— Exercise prompt —
Leave out the pictures; transcribe all else exactly.

— Given data —
━━━━━━━━━━━━━━━━━━━━
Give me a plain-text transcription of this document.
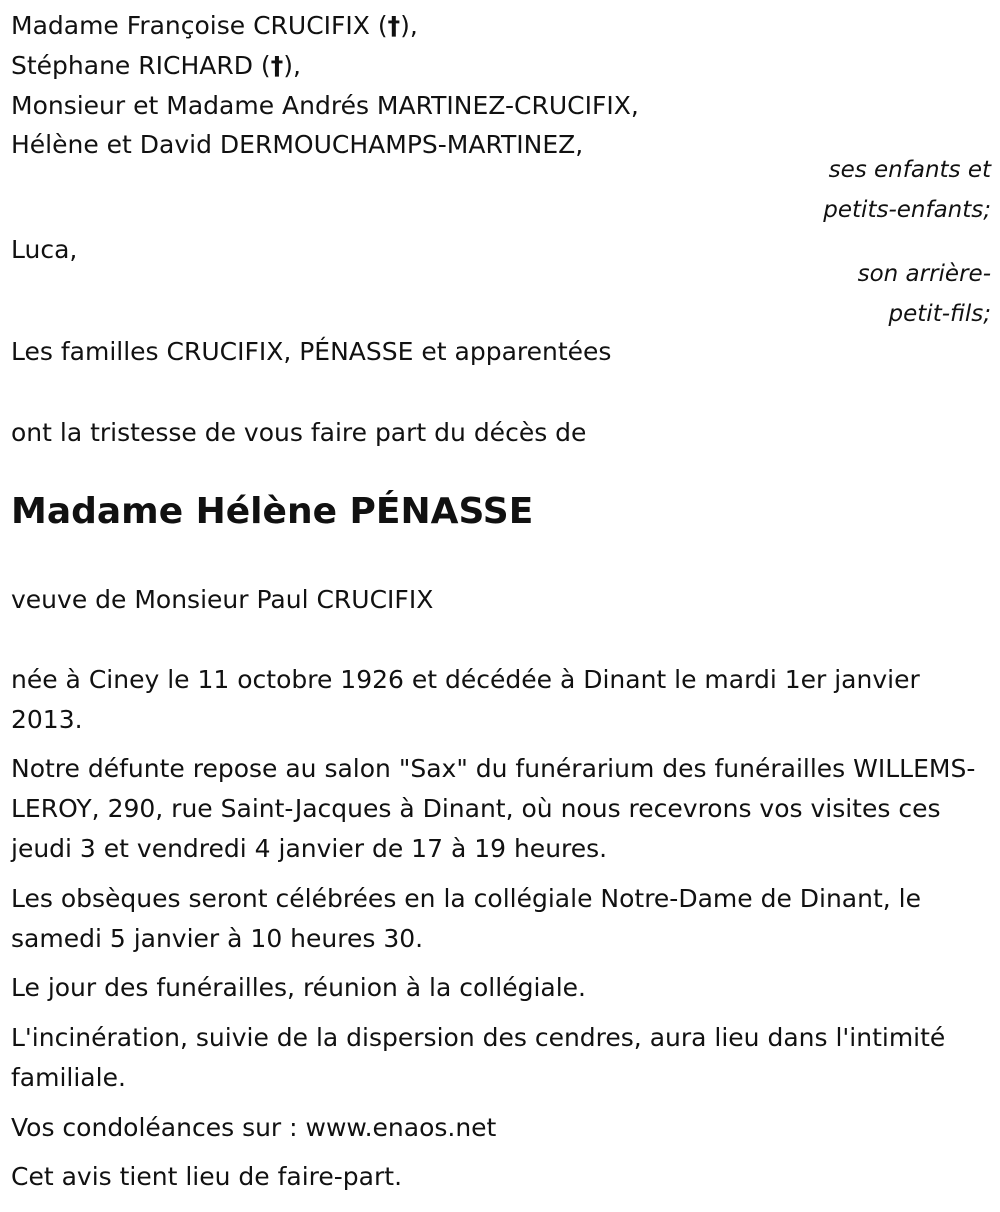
Madame Françoise CRUCIFIX (†),
Stéphane RICHARD (†),
Monsieur et Madame Andrés MARTINEZ-CRUCIFIX,
Hélène et David DERMOUCHAMPS-MARTINEZ,
ses enfants et
petits-enfants;
Luca,
son arrière-
petit-fils;
Les familles CRUCIFIX, PÉNASSE et apparentées
ont la tristesse de vous faire part du décès de
Madame Hélène PÉNASSE
veuve de Monsieur Paul CRUCIFIX
née à Ciney le 11 octobre 1926 et décédée à Dinant le mardi 1er janvier 2013.
Notre défunte repose au salon "Sax" du funérarium des funérailles WILLEMS-LEROY, 290, rue Saint-Jacques à Dinant, où nous recevrons vos visites ces jeudi 3 et vendredi 4 janvier de 17 à 19 heures.
Les obsèques seront célébrées en la collégiale Notre-Dame de Dinant, le samedi 5 janvier à 10 heures 30.
Le jour des funérailles, réunion à la collégiale.
L'incinération, suivie de la dispersion des cendres, aura lieu dans l'intimité familiale.
Vos condoléances sur : www.enaos.net
Cet avis tient lieu de faire-part.
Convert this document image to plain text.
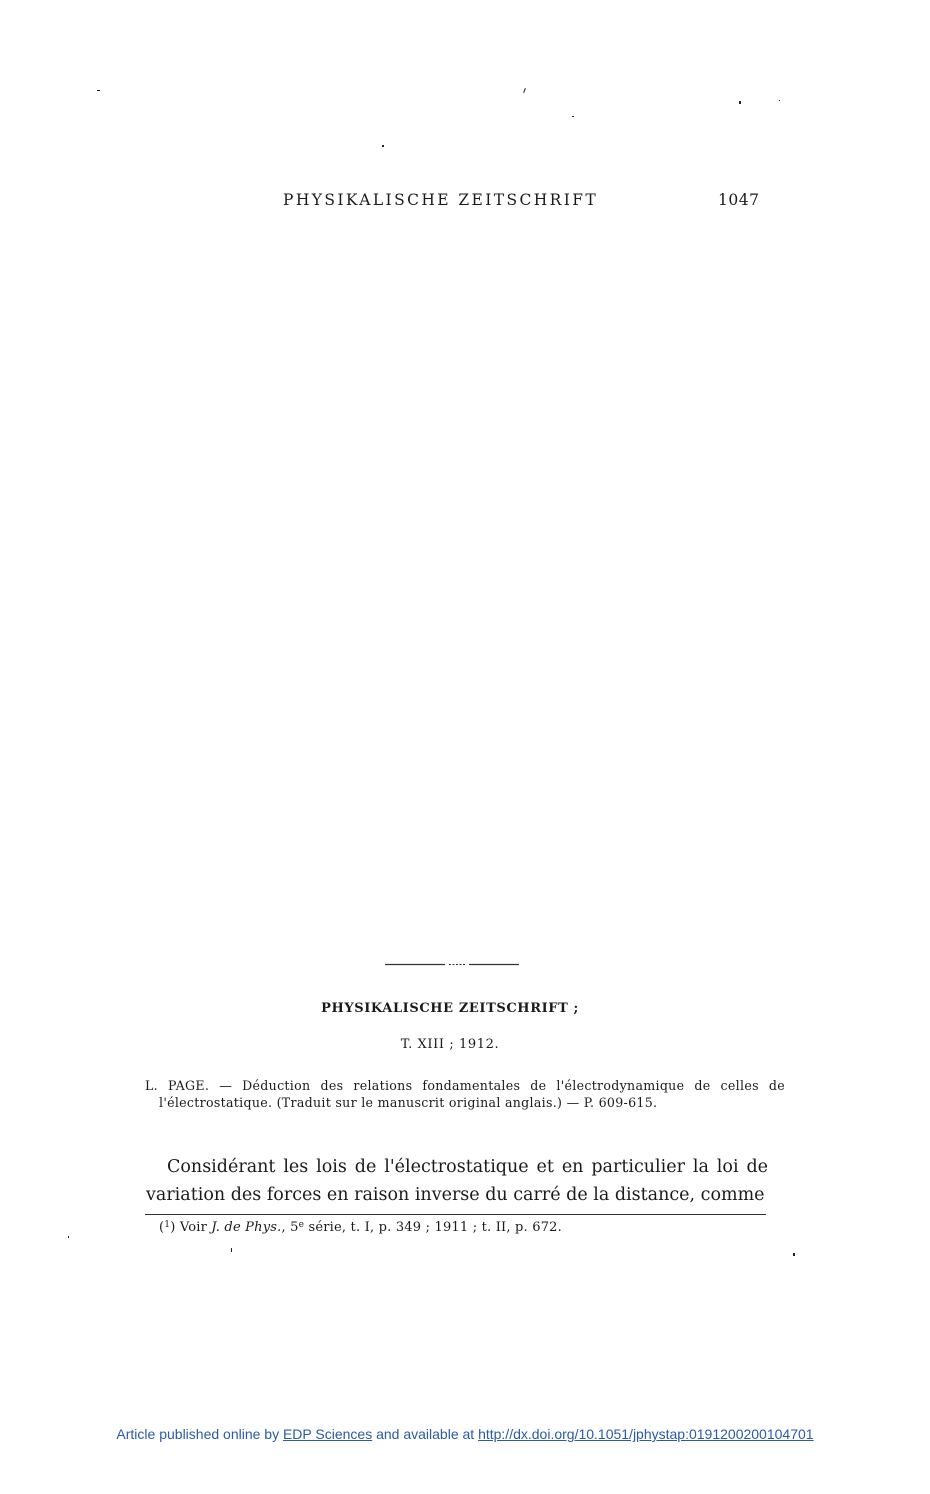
PHYSIKALISCHE ZEITSCHRIFT	1047
PHYSIKALISCHE ZEITSCHRIFT ;
T. XIII ; 1912.
L. PAGE. — Déduction des relations fondamentales de l'électrodynamique de celles de l'électrostatique. (Traduit sur le manuscrit original anglais.) — P. 609-615.
Considérant les lois de l'électrostatique et en particulier la loi de variation des forces en raison inverse du carré de la distance, comme
($^1$) Voir J. de Phys., 5e série, t. I, p. 349 ; 1911 ; t. II, p. 672.
Article published online by EDP Sciences and available at http://dx.doi.org/10.1051/jphystap:0191200200104701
━━━━━━━━━━━━━━━━━━━━
— Response —
Give me a plain-text transcription of this document.
Madame Françoise CRUCIFIX (†),
Stéphane RICHARD (†),
Monsieur et Madame Andrés MARTINEZ-CRUCIFIX,
Hélène et David DERMOUCHAMPS-MARTINEZ,
ses enfants et
petits-enfants;
Luca,
son arrière-
petit-fils;
Les familles CRUCIFIX, PÉNASSE et apparentées
ont la tristesse de vous faire part du décès de
Madame Hélène PÉNASSE
veuve de Monsieur Paul CRUCIFIX
née à Ciney le 11 octobre 1926 et décédée à Dinant le mardi 1er janvier 2013.
Notre défunte repose au salon "Sax" du funérarium des funérailles WILLEMS-LEROY, 290, rue Saint-Jacques à Dinant, où nous recevrons vos visites ces jeudi 3 et vendredi 4 janvier de 17 à 19 heures.
Les obsèques seront célébrées en la collégiale Notre-Dame de Dinant, le samedi 5 janvier à 10 heures 30.
Le jour des funérailles, réunion à la collégiale.
L'incinération, suivie de la dispersion des cendres, aura lieu dans l'intimité familiale.
Vos condoléances sur : www.enaos.net
Cet avis tient lieu de faire-part.
Convert this document image to plain text.
PHYSIKALISCHE ZEITSCHRIFT	1047
PHYSIKALISCHE ZEITSCHRIFT ;
T. XIII ; 1912.
L. PAGE. — Déduction des relations fondamentales de l'électrodynamique de celles de l'électrostatique. (Traduit sur le manuscrit original anglais.) — P. 609-615.
Considérant les lois de l'électrostatique et en particulier la loi de variation des forces en raison inverse du carré de la distance, comme
($^1$) Voir J. de Phys., 5e série, t. I, p. 349 ; 1911 ; t. II, p. 672.
Article published online by EDP Sciences and available at http://dx.doi.org/10.1051/jphystap:0191200200104701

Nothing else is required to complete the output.